=== Text ===
▬▬▬▬▬▬

By Bishop Joseph Kopacz
The month of November is upon us with the deepening of darkness at day’s end and, spiritually, with the feasts of All Saints and all Souls that remind us that the Light of the World always shines in the darkness. Much more ardently in November and early December, the Catholic Church looks beyond what is seen to what is unseen when eternal life unfolds in its fullness. Ultimately, our citizenship is in heaven and eternal life envelops us.
Yet, in every season, the Church never is given a pass on living the Gospel with the mind and heart of the One who will come to judge the living and the dead. In fact, in November and December with the onset of the holidays, the Church along with many other organizations and people of good will, ramps up its efforts to serve the vulnerable poor and marginalized and to be in solidarity with all. We have some wonderful saints in November who are a lamp for our feet to walk with the Lord more faithfully in our generation.
Saint Martin de Porres, whose feast day is November 3 each year, is one such disciple of the Lordwho can inspire many in our world to raise up those ensnared by darkness. Martin was born in Lima, Peru on December 9, 1579. He was the illegitimate son to a Spanish gentlemen and a freed slave from Panama, of African or possibly Native American descent. At a young age, Martin’s father abandoned him, his mother and his younger sister, leaving Martin to grow up in profound poverty. After spending just two years in primary school, Martin was placed with a barber/surgeon where he would learn to cut hair and to apply the medical arts.
As Martin grew older he experienced a great deal of ridicule for being of mixed-race. In Peru, by law, all descendants of African or Indians were not allowed to become full members of religious orders. However, not even unrelenting hardship and abandonment could separate Martin from the love of Jesus Christ. Gradually his resolute commitment to pour out his life in the footsteps of the Master overcame the prejudices and racism of his culture and the Church. Until the time of his death at 60 years old in 1639 he was praised for his unconditional care of all people, regardless of race or wealth. He took care of everyone from the Spanish nobles to the African slaves. Martin didn’t care if the person was diseased or dirty, he would welcome them into his own home. Martin’s life reflected his great love for God and all of God’s gifts. This is the Church at work.

▬▬▬▬▬▬

=== Recorded information ===

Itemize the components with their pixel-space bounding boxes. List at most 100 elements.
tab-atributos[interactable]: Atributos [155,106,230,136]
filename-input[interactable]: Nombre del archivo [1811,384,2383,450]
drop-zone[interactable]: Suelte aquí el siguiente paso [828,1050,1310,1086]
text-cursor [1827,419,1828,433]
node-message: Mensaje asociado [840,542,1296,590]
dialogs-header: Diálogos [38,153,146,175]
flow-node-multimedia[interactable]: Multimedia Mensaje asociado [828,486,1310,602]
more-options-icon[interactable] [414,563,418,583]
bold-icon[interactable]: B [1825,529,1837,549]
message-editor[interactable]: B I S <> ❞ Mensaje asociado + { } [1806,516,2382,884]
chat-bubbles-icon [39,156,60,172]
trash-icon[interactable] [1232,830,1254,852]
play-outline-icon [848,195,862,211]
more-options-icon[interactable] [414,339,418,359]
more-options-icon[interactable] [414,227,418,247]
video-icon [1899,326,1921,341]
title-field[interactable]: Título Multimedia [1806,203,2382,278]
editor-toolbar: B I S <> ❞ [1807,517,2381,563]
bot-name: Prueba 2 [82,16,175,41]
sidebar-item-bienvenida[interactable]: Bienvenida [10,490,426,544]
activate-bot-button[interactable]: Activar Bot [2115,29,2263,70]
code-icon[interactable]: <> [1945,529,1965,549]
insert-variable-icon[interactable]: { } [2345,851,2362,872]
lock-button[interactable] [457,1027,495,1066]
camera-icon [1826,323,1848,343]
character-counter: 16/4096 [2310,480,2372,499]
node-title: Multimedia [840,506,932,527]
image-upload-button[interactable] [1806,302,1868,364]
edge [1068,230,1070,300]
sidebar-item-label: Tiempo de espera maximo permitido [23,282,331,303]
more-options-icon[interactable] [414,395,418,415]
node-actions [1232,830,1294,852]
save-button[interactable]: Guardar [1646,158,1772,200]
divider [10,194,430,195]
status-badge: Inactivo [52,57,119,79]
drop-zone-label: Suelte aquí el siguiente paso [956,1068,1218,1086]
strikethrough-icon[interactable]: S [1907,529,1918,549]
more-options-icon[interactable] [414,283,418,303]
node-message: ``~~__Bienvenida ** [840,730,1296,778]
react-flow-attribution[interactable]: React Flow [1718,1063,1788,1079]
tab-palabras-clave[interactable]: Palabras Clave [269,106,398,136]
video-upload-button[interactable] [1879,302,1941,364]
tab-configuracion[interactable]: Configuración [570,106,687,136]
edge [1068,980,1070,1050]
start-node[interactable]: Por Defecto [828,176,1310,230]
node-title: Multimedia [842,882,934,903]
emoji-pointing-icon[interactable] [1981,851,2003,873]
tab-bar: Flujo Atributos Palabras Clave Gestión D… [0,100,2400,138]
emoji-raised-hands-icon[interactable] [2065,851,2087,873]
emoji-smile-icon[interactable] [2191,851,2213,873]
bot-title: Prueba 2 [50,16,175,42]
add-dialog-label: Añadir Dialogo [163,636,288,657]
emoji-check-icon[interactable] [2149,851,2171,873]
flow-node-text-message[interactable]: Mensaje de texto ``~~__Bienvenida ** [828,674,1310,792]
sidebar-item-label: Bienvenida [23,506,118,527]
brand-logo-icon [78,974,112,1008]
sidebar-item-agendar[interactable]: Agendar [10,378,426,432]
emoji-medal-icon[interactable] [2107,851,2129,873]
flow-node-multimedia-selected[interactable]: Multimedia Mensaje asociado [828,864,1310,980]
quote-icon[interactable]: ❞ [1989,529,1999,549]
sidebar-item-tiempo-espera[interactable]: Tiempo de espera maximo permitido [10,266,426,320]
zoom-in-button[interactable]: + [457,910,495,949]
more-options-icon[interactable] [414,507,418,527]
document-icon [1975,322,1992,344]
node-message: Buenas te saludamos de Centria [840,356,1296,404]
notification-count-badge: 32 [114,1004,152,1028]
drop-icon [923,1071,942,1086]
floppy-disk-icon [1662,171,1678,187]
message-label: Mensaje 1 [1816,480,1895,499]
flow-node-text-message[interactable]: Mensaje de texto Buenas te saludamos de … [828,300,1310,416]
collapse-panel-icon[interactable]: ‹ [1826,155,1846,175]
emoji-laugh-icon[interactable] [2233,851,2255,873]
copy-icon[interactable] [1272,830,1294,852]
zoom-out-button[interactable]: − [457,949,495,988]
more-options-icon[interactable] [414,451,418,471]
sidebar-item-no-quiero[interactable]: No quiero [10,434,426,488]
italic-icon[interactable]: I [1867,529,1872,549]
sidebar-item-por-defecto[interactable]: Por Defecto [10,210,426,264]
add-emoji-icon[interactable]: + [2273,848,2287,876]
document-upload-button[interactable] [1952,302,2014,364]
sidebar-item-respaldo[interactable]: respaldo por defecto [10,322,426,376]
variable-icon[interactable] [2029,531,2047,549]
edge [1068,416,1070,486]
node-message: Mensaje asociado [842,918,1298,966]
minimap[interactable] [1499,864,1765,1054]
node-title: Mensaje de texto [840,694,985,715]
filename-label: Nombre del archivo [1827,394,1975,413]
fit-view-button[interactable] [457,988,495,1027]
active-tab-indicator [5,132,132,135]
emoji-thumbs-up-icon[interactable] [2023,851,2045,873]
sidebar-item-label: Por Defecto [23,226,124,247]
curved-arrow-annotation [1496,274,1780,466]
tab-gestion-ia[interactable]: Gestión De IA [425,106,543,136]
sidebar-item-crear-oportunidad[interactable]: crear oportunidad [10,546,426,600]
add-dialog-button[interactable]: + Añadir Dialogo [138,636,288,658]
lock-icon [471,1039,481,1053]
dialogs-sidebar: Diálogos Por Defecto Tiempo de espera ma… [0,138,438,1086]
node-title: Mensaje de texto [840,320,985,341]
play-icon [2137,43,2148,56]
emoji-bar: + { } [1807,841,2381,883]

▬▬▬▬▬▬

=== Task requirements ===
A. Transcribe the part of the November column starting with "Yet, in every" and going on through "in our generation.".
B. According to the November column, where and when was Martin de Porres born?

=== Responses ===
A.
Yet, in every season, the Church never is given a pass on living the Gospel with the mind and heart of the One who will come to judge the living and the dead. In fact, in November and December with the onset of the holidays, the Church along with many other organizations and people of good will, ramps up its efforts to serve the vulnerable poor and marginalized and to be in solidarity with all. We have some wonderful saints in November who are a lamp for our feet to walk with the Lord more faithfully in our generation.

B. Lima, Peru, on December 9, 1579.